■ GOAL ■
Gather all lines in the records below that include the word "free".

■ Collected data ■
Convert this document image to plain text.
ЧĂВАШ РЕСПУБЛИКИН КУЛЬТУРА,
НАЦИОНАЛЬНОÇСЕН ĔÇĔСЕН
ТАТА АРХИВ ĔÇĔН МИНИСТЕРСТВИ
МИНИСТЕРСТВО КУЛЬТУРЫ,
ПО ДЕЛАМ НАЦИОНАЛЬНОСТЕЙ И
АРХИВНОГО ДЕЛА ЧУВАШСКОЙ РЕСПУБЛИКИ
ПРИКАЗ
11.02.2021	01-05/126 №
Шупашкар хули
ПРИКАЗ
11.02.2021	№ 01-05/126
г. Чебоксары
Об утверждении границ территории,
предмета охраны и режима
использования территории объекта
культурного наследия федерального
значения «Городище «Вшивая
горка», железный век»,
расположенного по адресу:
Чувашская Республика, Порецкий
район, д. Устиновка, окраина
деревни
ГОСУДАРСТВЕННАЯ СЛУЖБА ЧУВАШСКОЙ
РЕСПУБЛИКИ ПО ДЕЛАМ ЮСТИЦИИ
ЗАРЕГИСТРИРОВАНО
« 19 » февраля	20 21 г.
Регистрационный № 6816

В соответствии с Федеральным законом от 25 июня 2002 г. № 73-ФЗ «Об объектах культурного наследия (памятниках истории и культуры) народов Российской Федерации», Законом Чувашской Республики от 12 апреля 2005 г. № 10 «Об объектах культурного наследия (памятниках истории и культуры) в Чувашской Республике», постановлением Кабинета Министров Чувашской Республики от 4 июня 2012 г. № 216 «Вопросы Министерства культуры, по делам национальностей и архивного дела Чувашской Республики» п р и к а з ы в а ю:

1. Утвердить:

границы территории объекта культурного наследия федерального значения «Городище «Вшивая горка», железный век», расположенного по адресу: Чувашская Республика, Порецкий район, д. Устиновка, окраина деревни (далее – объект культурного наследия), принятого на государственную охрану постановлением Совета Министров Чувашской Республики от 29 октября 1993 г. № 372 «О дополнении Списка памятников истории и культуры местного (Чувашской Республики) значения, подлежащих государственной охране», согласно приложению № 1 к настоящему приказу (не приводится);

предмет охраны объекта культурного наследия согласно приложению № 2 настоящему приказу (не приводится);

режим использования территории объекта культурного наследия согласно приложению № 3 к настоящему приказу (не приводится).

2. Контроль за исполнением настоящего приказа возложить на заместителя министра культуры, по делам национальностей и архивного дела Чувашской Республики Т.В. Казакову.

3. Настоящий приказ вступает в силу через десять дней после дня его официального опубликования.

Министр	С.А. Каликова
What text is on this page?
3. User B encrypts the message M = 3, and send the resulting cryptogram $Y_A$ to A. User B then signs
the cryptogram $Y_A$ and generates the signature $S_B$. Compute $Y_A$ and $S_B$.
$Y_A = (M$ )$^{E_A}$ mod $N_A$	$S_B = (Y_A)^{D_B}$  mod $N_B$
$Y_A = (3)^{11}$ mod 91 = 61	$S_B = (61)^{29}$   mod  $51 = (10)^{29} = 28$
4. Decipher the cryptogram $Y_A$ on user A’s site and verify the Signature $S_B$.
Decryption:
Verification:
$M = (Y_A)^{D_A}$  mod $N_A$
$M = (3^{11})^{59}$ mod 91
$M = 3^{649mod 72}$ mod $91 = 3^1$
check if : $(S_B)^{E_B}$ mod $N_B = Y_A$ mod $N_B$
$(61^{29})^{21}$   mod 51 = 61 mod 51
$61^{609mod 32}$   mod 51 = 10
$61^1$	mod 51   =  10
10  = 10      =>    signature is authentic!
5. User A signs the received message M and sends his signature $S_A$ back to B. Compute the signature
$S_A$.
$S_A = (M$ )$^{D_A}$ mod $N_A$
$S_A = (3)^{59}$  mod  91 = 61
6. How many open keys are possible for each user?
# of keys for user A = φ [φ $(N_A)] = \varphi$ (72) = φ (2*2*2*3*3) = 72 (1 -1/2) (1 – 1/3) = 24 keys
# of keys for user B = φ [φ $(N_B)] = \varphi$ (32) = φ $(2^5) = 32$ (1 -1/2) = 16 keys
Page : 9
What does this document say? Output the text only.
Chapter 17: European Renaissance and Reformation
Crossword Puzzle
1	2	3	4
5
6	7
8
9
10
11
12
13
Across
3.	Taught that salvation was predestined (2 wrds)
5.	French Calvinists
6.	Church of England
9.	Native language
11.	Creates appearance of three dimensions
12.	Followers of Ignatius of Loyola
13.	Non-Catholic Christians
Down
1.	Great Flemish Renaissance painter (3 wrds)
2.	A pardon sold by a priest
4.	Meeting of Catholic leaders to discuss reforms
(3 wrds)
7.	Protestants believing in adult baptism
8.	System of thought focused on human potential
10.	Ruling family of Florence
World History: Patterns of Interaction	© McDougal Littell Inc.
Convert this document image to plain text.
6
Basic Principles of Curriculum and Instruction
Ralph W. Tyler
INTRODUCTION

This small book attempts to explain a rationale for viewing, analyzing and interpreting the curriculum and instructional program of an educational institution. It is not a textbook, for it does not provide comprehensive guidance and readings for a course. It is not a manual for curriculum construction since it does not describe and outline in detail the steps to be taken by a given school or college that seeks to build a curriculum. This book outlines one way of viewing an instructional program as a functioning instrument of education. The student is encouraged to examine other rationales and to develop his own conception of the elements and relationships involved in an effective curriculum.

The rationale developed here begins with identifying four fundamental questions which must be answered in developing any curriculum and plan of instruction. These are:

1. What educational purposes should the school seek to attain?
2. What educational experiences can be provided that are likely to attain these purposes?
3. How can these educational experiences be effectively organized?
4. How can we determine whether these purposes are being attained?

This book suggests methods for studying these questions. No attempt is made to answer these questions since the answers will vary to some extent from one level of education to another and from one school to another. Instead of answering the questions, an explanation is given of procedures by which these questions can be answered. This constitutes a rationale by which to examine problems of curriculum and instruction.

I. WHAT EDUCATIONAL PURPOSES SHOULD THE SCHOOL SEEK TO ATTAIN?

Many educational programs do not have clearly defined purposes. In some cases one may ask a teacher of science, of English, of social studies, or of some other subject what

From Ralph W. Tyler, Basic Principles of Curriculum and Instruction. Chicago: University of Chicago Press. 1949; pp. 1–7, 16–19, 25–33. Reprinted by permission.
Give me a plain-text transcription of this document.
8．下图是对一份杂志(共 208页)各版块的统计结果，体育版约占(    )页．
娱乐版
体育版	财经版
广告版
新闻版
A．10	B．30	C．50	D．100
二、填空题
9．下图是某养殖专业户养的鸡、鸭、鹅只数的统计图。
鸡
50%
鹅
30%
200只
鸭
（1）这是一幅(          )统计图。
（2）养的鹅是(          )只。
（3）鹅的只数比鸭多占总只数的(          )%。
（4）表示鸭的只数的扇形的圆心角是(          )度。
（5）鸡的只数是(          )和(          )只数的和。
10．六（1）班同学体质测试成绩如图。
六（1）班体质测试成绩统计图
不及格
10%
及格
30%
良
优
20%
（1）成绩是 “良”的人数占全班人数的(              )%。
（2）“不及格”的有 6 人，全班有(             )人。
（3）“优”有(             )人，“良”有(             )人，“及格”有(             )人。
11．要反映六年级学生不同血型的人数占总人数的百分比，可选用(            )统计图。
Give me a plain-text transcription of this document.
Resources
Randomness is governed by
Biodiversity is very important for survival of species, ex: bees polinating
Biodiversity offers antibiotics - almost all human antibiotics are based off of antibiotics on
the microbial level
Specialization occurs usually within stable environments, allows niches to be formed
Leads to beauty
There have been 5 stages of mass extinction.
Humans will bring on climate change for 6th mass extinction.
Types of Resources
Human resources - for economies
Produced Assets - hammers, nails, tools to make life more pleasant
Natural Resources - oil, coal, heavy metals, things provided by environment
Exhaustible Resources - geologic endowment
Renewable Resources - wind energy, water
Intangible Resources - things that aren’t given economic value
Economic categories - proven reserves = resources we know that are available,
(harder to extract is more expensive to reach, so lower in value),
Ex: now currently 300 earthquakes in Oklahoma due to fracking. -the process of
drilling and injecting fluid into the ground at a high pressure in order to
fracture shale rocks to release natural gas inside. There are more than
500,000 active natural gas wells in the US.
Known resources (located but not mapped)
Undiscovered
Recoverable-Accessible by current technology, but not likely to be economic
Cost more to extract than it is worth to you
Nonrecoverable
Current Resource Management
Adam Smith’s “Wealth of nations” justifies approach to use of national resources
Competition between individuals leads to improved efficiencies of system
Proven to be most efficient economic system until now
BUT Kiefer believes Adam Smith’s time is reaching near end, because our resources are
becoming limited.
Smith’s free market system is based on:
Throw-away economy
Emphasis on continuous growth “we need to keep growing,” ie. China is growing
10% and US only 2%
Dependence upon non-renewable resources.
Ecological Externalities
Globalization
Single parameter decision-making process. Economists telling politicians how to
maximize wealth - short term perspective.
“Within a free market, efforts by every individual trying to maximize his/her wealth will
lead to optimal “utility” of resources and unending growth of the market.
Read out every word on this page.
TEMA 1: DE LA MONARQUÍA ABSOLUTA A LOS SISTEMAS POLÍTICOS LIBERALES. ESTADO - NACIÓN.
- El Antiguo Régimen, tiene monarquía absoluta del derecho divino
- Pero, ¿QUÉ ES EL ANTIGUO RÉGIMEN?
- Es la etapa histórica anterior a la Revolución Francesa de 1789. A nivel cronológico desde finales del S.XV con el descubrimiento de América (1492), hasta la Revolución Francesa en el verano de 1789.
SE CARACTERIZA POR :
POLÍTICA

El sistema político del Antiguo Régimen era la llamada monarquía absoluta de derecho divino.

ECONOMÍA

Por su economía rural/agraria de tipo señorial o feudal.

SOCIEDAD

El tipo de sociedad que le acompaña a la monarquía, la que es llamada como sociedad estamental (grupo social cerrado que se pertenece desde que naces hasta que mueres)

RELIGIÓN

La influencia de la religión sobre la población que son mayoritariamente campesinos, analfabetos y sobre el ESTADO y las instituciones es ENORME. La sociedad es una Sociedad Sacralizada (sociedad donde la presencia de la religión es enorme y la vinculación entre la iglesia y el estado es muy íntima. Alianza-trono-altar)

■ ANSWER TO THE TASK ■
Smith’s free market system is based on:
“Within a free market, efforts by every individual trying to maximize his/her wealth will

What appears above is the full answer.